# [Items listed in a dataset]
□ □ □ □ □
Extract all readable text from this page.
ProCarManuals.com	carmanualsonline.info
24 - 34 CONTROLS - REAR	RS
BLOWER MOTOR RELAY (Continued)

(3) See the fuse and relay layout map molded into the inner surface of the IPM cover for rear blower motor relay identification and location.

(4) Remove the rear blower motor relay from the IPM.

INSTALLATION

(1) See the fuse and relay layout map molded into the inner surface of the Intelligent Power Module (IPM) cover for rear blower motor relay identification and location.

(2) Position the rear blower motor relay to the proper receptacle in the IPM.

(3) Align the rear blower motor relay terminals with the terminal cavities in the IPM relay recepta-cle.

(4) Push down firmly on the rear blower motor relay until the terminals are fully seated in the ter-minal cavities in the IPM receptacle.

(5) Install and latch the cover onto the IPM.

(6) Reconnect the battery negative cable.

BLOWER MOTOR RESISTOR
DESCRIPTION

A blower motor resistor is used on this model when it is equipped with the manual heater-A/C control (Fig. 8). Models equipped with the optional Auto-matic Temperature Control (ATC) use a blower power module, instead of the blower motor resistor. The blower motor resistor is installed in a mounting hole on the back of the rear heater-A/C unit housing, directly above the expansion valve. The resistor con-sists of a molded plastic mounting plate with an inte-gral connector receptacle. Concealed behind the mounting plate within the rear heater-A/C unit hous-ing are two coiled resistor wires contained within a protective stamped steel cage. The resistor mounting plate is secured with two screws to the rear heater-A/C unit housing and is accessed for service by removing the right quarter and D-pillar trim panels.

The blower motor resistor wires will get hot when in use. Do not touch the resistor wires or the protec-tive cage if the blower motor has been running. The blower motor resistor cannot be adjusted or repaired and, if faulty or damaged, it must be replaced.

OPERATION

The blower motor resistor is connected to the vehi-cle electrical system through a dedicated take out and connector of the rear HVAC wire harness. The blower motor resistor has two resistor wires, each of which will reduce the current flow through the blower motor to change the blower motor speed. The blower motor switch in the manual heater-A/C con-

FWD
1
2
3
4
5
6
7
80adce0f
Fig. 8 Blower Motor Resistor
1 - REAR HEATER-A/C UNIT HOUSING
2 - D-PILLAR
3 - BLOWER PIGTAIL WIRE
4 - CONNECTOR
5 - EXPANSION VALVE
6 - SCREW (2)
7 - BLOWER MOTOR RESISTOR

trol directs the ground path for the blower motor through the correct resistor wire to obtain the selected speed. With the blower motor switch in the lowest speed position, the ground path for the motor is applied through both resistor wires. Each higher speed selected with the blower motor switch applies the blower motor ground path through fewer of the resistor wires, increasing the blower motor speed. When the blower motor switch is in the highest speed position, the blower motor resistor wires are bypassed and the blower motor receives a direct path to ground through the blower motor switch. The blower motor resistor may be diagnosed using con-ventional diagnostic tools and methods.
□ □ □ □ □
# [Written instruction]
Take every line that includes the string "terminals" and copy it.

# [The result]
(3) Align the rear blower motor relay terminals with the terminal cavities in the IPM relay recepta-cle.
(4) Push down firmly on the rear blower motor relay until the terminals are fully seated in the ter-minal cavities in the IPM receptacle.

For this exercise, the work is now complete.